**Given records**:
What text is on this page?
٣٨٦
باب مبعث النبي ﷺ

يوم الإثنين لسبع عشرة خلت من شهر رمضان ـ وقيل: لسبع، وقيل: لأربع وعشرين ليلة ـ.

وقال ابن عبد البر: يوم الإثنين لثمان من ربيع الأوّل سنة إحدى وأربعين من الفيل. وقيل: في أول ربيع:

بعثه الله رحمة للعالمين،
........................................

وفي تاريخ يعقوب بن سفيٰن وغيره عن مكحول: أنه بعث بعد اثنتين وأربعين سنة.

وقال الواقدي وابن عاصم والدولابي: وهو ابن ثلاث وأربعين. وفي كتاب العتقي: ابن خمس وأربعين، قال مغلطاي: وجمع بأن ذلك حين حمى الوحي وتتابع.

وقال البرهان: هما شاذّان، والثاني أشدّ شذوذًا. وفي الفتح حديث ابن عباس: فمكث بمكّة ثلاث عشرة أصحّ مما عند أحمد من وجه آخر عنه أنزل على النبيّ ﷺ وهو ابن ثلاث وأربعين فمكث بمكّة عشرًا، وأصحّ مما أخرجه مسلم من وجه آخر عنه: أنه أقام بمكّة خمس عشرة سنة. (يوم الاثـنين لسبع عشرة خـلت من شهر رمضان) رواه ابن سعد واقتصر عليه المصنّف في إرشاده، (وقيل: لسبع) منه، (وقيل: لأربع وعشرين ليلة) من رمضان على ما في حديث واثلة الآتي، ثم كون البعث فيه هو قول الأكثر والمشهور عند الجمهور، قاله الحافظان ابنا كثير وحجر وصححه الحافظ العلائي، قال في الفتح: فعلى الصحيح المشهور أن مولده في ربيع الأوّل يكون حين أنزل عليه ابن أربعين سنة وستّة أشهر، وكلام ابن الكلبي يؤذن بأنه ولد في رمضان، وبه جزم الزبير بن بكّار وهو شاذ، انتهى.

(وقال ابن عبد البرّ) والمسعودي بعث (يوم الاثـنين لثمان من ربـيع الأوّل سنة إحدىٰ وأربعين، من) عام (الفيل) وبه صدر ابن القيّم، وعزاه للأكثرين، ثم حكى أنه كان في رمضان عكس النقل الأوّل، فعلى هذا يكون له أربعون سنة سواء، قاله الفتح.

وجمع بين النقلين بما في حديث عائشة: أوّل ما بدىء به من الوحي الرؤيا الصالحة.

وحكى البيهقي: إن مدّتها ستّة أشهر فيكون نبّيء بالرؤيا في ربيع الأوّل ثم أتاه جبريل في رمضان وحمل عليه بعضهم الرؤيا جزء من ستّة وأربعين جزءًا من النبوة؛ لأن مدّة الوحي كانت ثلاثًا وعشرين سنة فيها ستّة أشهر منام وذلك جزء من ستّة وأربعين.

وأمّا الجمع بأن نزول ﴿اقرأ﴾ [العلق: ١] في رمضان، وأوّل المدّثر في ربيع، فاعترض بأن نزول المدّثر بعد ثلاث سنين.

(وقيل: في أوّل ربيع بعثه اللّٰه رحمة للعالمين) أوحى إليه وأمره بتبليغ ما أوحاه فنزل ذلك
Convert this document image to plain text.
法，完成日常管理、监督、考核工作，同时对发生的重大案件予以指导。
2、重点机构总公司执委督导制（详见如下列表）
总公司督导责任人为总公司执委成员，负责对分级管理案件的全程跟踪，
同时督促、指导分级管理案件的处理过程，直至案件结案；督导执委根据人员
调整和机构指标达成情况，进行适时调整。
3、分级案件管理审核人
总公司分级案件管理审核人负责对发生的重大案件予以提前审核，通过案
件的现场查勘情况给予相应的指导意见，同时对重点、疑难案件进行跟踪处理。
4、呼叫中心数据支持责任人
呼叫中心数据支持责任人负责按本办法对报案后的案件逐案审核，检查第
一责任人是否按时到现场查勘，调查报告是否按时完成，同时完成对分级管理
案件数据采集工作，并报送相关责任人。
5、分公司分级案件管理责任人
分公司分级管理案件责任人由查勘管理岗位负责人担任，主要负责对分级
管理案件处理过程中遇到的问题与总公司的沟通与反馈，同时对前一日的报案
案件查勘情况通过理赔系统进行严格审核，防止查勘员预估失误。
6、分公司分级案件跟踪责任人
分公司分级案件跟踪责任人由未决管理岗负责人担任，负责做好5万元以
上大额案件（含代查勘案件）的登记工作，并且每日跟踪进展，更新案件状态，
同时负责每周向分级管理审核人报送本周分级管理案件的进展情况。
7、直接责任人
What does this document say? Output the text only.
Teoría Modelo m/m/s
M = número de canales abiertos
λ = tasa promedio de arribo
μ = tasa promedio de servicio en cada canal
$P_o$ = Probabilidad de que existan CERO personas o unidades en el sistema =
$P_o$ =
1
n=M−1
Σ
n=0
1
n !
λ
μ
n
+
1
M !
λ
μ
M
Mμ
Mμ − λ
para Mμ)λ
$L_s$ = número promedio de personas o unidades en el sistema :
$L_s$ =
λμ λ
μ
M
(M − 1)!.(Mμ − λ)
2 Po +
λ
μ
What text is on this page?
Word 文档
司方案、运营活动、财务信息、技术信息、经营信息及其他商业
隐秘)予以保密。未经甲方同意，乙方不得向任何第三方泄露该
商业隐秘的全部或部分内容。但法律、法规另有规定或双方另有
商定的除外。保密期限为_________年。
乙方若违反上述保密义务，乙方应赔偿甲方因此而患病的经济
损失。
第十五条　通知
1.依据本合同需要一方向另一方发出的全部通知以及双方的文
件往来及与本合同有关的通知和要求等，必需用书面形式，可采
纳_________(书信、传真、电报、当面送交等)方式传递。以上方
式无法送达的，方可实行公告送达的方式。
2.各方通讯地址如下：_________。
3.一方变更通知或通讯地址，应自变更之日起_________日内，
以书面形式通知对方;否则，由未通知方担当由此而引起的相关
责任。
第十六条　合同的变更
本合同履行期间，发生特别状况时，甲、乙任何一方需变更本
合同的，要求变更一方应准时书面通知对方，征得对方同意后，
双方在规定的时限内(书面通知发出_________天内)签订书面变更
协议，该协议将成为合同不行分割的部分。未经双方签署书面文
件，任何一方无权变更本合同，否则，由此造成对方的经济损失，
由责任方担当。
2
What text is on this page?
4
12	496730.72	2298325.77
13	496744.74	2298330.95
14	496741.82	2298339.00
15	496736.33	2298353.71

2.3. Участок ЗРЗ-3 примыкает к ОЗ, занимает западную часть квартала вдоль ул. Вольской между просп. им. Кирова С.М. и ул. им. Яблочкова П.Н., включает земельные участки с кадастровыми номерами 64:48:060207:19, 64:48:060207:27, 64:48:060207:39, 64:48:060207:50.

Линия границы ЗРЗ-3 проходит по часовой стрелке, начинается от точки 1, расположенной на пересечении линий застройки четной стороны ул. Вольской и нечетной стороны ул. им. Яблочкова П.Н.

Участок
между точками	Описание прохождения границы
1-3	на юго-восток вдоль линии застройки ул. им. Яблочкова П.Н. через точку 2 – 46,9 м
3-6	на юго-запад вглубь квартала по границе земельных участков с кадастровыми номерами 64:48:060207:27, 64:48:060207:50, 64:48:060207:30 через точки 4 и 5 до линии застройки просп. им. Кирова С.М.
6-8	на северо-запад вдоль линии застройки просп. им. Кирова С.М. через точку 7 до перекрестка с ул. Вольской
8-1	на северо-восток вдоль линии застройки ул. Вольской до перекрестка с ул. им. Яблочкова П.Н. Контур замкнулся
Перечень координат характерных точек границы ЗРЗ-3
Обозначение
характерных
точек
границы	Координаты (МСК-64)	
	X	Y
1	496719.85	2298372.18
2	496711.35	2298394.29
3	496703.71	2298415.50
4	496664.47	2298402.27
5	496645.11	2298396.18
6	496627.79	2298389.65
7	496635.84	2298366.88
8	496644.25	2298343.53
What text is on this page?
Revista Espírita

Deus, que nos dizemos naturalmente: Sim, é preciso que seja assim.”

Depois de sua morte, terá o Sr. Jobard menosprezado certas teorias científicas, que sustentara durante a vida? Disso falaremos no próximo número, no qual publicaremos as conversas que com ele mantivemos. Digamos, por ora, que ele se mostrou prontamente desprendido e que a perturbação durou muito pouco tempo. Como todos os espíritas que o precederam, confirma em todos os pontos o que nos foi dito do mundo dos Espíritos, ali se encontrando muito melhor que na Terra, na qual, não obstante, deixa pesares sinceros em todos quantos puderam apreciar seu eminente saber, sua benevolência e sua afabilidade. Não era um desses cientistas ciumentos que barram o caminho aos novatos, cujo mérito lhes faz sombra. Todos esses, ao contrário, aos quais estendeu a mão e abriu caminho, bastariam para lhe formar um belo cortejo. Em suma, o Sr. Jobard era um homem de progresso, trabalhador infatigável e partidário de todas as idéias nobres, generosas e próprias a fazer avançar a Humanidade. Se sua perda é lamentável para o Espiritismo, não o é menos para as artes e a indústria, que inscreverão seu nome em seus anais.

**What you need to do**:
From the records, copy every line that has the string "через" in it.

**Reply to the exercise**:
1-3	на юго-восток вдоль линии застройки ул. им. Яблочкова П.Н. через точку 2 – 46,9 м
3-6	на юго-запад вглубь квартала по границе земельных участков с кадастровыми номерами 64:48:060207:27, 64:48:060207:50, 64:48:060207:30 через точки 4 и 5 до линии застройки просп. им. Кирова С.М.
6-8	на северо-запад вдоль линии застройки просп. им. Кирова С.М. через точку 7 до перекрестка с ул. Вольской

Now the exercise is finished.